::: Input
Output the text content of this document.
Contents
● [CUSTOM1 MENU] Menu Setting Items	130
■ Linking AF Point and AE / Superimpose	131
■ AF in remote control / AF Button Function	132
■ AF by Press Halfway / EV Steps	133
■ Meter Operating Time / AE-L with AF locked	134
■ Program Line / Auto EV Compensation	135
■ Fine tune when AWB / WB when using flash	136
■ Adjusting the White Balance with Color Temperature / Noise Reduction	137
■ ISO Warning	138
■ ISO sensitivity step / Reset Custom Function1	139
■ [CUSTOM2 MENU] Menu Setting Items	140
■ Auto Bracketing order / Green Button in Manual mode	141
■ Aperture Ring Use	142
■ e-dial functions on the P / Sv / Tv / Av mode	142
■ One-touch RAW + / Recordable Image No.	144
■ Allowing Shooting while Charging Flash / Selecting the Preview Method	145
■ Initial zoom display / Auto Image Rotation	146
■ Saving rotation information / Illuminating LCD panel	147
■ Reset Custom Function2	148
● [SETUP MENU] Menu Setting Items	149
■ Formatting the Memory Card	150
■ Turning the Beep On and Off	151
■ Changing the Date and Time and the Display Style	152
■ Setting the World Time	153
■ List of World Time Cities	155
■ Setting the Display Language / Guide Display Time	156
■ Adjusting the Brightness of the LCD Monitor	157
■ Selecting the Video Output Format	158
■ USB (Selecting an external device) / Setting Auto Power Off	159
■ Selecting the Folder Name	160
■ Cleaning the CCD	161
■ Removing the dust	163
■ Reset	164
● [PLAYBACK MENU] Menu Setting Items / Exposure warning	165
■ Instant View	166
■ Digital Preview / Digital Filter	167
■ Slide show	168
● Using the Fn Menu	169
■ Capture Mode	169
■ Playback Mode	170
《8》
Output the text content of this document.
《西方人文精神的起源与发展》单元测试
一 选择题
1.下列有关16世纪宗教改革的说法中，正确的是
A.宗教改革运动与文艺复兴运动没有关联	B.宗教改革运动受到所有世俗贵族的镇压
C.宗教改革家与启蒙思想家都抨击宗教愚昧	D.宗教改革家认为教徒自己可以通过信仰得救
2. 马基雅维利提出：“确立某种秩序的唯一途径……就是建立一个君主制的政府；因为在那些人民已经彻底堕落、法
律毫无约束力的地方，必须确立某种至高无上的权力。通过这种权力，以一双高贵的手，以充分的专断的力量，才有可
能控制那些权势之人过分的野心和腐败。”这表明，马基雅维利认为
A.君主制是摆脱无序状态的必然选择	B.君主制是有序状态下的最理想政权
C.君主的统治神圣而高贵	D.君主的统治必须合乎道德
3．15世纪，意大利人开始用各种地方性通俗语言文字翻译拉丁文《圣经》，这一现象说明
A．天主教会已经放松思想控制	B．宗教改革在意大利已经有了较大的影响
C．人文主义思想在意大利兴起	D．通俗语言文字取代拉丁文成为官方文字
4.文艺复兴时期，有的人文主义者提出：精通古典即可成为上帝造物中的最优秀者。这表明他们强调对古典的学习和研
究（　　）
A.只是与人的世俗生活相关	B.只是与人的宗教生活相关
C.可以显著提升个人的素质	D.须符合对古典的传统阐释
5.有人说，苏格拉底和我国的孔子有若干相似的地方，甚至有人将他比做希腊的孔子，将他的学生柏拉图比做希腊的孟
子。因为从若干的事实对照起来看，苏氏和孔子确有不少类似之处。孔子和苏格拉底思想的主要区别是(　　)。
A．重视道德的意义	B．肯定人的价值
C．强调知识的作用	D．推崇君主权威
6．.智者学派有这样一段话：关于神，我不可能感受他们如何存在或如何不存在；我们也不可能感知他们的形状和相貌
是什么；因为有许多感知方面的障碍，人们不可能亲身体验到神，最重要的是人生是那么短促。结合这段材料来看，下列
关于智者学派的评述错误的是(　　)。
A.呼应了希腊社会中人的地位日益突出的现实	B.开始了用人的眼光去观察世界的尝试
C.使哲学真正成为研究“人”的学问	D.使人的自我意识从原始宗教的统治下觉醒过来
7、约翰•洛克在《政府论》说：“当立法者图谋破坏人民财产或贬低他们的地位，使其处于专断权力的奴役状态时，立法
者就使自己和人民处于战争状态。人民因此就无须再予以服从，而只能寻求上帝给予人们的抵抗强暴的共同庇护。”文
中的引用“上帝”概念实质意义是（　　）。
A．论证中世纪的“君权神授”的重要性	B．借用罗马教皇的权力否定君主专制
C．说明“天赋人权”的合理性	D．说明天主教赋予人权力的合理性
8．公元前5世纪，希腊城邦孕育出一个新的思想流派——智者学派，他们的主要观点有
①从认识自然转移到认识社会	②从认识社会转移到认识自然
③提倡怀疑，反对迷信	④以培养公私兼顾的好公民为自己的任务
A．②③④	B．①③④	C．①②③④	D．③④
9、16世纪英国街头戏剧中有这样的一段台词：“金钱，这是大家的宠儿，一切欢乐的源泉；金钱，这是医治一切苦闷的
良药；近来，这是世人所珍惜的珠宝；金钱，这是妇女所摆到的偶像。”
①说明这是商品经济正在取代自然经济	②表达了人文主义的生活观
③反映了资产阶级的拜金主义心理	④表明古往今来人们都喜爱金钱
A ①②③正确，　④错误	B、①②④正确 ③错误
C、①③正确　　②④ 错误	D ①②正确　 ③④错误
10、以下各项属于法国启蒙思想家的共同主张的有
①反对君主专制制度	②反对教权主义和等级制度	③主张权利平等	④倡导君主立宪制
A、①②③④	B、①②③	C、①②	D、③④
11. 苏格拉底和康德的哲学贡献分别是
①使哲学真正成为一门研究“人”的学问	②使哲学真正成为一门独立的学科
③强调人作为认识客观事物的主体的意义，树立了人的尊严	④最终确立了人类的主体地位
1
::::::
- Goal: Look above for lines with the word "①②③④" and copy them all.

- Result:
A．②③④	B．①③④	C．①②③④	D．③④
A、①②③④	B、①②③	C、①②	D、③④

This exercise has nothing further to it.